### Work to complete
Look through the data below. Pick out the lines holding the string "Valid".

(Data records)
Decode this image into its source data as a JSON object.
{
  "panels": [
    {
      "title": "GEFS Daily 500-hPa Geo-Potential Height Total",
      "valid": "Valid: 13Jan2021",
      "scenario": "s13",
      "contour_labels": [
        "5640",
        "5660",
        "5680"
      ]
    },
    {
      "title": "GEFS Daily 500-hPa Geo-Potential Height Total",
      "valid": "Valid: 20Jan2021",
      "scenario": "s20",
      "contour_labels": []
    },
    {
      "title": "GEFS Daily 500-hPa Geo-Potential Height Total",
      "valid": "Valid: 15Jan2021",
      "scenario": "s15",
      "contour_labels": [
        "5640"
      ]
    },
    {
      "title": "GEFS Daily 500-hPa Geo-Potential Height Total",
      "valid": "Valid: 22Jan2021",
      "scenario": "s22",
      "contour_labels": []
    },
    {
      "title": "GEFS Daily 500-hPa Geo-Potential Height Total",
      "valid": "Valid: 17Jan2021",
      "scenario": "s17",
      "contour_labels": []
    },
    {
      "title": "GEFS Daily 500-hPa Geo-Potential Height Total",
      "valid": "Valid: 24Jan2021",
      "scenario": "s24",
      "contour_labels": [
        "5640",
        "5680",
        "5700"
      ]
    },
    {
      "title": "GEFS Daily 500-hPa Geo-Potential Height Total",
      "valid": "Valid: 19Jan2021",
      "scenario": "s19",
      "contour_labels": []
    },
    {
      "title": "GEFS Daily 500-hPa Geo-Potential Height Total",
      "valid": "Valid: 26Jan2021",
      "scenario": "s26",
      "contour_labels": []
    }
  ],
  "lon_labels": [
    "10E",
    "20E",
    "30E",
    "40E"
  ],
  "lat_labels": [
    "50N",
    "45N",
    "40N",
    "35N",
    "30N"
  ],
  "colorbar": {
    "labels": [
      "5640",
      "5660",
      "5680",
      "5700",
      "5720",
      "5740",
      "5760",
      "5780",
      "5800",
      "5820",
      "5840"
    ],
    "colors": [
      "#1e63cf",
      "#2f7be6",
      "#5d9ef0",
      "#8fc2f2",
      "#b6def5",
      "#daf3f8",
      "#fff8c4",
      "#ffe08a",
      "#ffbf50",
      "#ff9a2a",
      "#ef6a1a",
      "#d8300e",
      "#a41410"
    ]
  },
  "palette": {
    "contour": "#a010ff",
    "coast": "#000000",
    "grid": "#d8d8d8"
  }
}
---
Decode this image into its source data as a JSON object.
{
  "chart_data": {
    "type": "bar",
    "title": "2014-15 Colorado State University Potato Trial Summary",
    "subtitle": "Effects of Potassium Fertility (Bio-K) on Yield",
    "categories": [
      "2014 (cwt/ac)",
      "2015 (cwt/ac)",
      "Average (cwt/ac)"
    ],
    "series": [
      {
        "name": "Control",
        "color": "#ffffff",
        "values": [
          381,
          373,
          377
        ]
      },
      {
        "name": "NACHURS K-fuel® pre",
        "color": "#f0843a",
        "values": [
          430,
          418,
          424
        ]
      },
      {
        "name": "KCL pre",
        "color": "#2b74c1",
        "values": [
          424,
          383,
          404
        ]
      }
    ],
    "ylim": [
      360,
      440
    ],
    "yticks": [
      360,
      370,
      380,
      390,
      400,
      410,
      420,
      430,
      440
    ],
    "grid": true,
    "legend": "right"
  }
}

### Finished task
      "valid": "Valid: 13Jan2021",
      "valid": "Valid: 20Jan2021",
      "valid": "Valid: 15Jan2021",
      "valid": "Valid: 22Jan2021",
      "valid": "Valid: 17Jan2021",
      "valid": "Valid: 24Jan2021",
      "valid": "Valid: 19Jan2021",
      "valid": "Valid: 26Jan2021",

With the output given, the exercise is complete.